**Job:** Filter the records for lines holding the string "icon".

--- Task input ---

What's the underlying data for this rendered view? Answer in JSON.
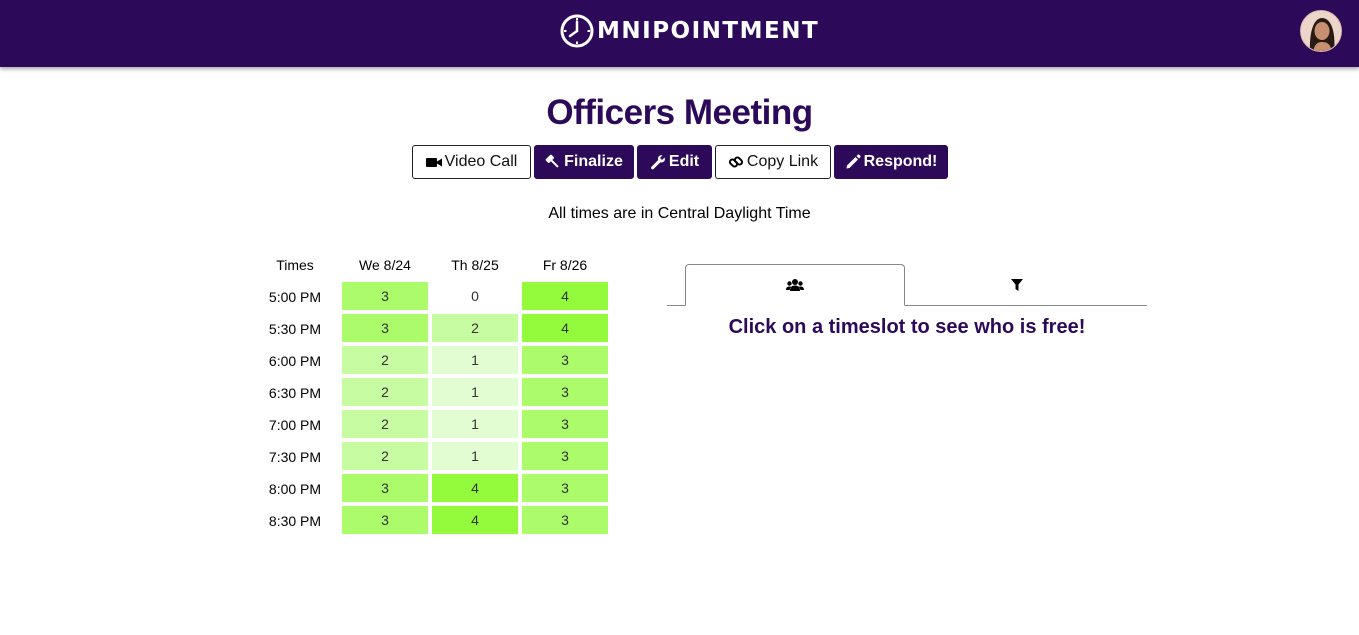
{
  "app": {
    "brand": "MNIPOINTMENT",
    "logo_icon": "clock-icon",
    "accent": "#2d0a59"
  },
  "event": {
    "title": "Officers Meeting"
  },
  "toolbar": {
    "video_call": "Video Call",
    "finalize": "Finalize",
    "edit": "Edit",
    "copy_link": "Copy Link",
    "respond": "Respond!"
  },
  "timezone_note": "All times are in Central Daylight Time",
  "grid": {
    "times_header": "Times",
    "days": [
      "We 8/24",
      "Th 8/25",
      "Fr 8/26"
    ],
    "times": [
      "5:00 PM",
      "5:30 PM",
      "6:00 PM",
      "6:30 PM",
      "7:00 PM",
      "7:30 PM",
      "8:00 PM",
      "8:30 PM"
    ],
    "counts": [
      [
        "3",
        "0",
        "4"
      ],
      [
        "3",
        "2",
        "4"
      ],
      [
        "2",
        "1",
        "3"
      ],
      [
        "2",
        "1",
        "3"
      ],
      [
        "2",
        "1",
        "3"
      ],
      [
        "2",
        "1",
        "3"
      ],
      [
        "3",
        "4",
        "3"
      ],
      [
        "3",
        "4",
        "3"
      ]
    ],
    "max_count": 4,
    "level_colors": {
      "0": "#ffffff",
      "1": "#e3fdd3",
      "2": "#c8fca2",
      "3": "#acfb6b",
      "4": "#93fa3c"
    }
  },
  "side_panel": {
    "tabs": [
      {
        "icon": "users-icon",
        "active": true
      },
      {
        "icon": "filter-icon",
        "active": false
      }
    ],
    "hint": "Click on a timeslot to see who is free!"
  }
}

---

**Task output:**
    "logo_icon": "clock-icon",
        "icon": "users-icon",
        "icon": "filter-icon",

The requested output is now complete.